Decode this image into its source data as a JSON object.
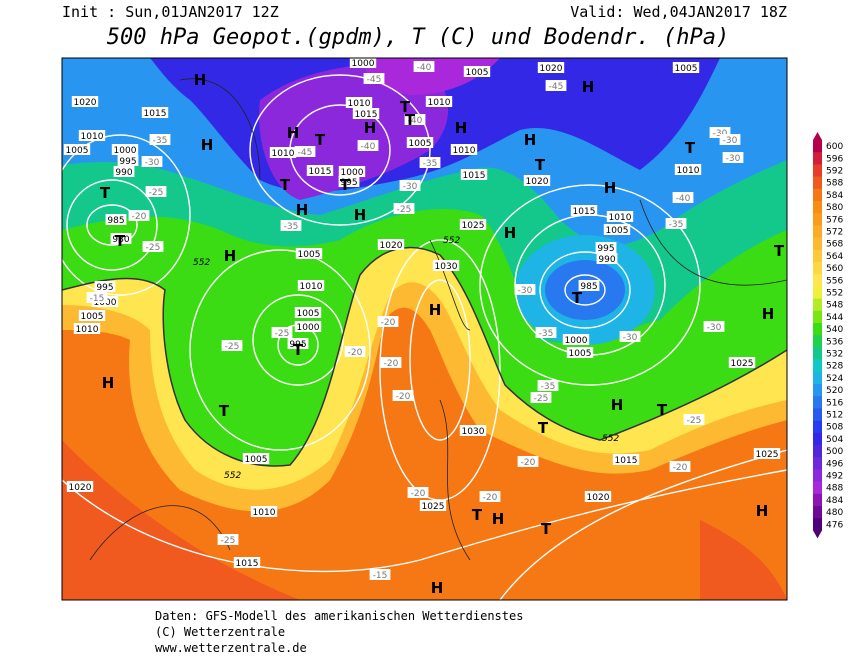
{
  "header": {
    "init": "Init : Sun,01JAN2017 12Z",
    "valid": "Valid: Wed,04JAN2017 18Z",
    "title": "500 hPa Geopot.(gpdm), T (C) und Bodendr. (hPa)"
  },
  "footer": {
    "line1": "Daten: GFS-Modell des amerikanischen Wetterdienstes",
    "line2": "(C) Wetterzentrale",
    "line3": "www.wetterzentrale.de"
  },
  "legend": {
    "values": [
      600,
      596,
      592,
      588,
      584,
      580,
      576,
      572,
      568,
      564,
      560,
      556,
      552,
      548,
      544,
      540,
      536,
      532,
      528,
      524,
      520,
      516,
      512,
      508,
      504,
      500,
      496,
      492,
      488,
      484,
      480,
      476
    ],
    "colors": [
      "#b4004b",
      "#d21e3c",
      "#e63c28",
      "#f05a1e",
      "#f57814",
      "#f88c14",
      "#fa9b1e",
      "#fcaa28",
      "#fdb932",
      "#fec83c",
      "#ffd746",
      "#ffe650",
      "#f0f03c",
      "#b4eb28",
      "#78e614",
      "#3cdc14",
      "#1ed250",
      "#14c88c",
      "#14c8c8",
      "#1eb4e6",
      "#2896f0",
      "#2878f0",
      "#285af0",
      "#283cf0",
      "#3228e6",
      "#5028dc",
      "#6e28dc",
      "#8c28dc",
      "#aa28dc",
      "#8c14b4",
      "#6e0a96",
      "#500078"
    ]
  },
  "map": {
    "isobar_labels": [
      "1020",
      "1015",
      "1010",
      "1005",
      "1000",
      "995",
      "990",
      "985",
      "980",
      "995",
      "1000",
      "1005",
      "1010",
      "1005",
      "1000",
      "995",
      "1005",
      "1010",
      "1015",
      "1020",
      "1025",
      "1030",
      "1030",
      "1025",
      "1020",
      "1015",
      "1010",
      "1005",
      "995",
      "990",
      "985",
      "1000",
      "1005",
      "1015",
      "1020",
      "1025",
      "1025",
      "1010",
      "1005",
      "1020",
      "1005",
      "1000",
      "1010",
      "1015",
      "1010",
      "1005",
      "1010",
      "1015",
      "1010",
      "1015",
      "1000",
      "995",
      "1005",
      "1010",
      "1020"
    ],
    "contour_labels": [
      "552",
      "552",
      "552",
      "552"
    ],
    "temp_labels": [
      "-35",
      "-30",
      "-25",
      "-20",
      "-25",
      "-15",
      "-25",
      "-25",
      "-20",
      "-20",
      "-20",
      "-20",
      "-20",
      "-20",
      "-25",
      "-15",
      "-20",
      "-20",
      "-25",
      "-30",
      "-35",
      "-35",
      "-30",
      "-35",
      "-40",
      "-30",
      "-30",
      "-30",
      "-45",
      "-40",
      "-45",
      "-40",
      "-40",
      "-45",
      "-35",
      "-30",
      "-25",
      "-35",
      "-30",
      "-25"
    ],
    "centers": [
      "H",
      "H",
      "H",
      "T",
      "H",
      "T",
      "T",
      "H",
      "H",
      "T",
      "H",
      "H",
      "T",
      "T",
      "T",
      "H",
      "H",
      "T",
      "T",
      "H",
      "H",
      "T",
      "T",
      "H",
      "H",
      "T",
      "H",
      "T",
      "T",
      "T",
      "H",
      "T",
      "H",
      "H",
      "T",
      "H"
    ]
  }
}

============

**SHORT EXERCISE:** Print out the material word for word, omitting the pictures.

**CORRECT OUTPUT:**
Decode this image into its source data as a JSON object.
{
  "header": {
    "init": "Init : Sun,01JAN2017 12Z",
    "valid": "Valid: Wed,04JAN2017 18Z",
    "title": "500 hPa Geopot.(gpdm), T (C) und Bodendr. (hPa)"
  },
  "footer": {
    "line1": "Daten: GFS-Modell des amerikanischen Wetterdienstes",
    "line2": "(C) Wetterzentrale",
    "line3": "www.wetterzentrale.de"
  },
  "legend": {
    "values": [
      600,
      596,
      592,
      588,
      584,
      580,
      576,
      572,
      568,
      564,
      560,
      556,
      552,
      548,
      544,
      540,
      536,
      532,
      528,
      524,
      520,
      516,
      512,
      508,
      504,
      500,
      496,
      492,
      488,
      484,
      480,
      476
    ],
    "colors": [
      "#b4004b",
      "#d21e3c",
      "#e63c28",
      "#f05a1e",
      "#f57814",
      "#f88c14",
      "#fa9b1e",
      "#fcaa28",
      "#fdb932",
      "#fec83c",
      "#ffd746",
      "#ffe650",
      "#f0f03c",
      "#b4eb28",
      "#78e614",
      "#3cdc14",
      "#1ed250",
      "#14c88c",
      "#14c8c8",
      "#1eb4e6",
      "#2896f0",
      "#2878f0",
      "#285af0",
      "#283cf0",
      "#3228e6",
      "#5028dc",
      "#6e28dc",
      "#8c28dc",
      "#aa28dc",
      "#8c14b4",
      "#6e0a96",
      "#500078"
    ]
  },
  "map": {
    "isobar_labels": [
      "1020",
      "1015",
      "1010",
      "1005",
      "1000",
      "995",
      "990",
      "985",
      "980",
      "995",
      "1000",
      "1005",
      "1010",
      "1005",
      "1000",
      "995",
      "1005",
      "1010",
      "1015",
      "1020",
      "1025",
      "1030",
      "1030",
      "1025",
      "1020",
      "1015",
      "1010",
      "1005",
      "995",
      "990",
      "985",
      "1000",
      "1005",
      "1015",
      "1020",
      "1025",
      "1025",
      "1010",
      "1005",
      "1020",
      "1005",
      "1000",
      "1010",
      "1015",
      "1010",
      "1005",
      "1010",
      "1015",
      "1010",
      "1015",
      "1000",
      "995",
      "1005",
      "1010",
      "1020"
    ],
    "contour_labels": [
      "552",
      "552",
      "552",
      "552"
    ],
    "temp_labels": [
      "-35",
      "-30",
      "-25",
      "-20",
      "-25",
      "-15",
      "-25",
      "-25",
      "-20",
      "-20",
      "-20",
      "-20",
      "-20",
      "-20",
      "-25",
      "-15",
      "-20",
      "-20",
      "-25",
      "-30",
      "-35",
      "-35",
      "-30",
      "-35",
      "-40",
      "-30",
      "-30",
      "-30",
      "-45",
      "-40",
      "-45",
      "-40",
      "-40",
      "-45",
      "-35",
      "-30",
      "-25",
      "-35",
      "-30",
      "-25"
    ],
    "centers": [
      "H",
      "H",
      "H",
      "T",
      "H",
      "T",
      "T",
      "H",
      "H",
      "T",
      "H",
      "H",
      "T",
      "T",
      "T",
      "H",
      "H",
      "T",
      "T",
      "H",
      "H",
      "T",
      "T",
      "H",
      "H",
      "T",
      "H",
      "T",
      "T",
      "T",
      "H",
      "T",
      "H",
      "H",
      "T",
      "H"
    ]
  }
}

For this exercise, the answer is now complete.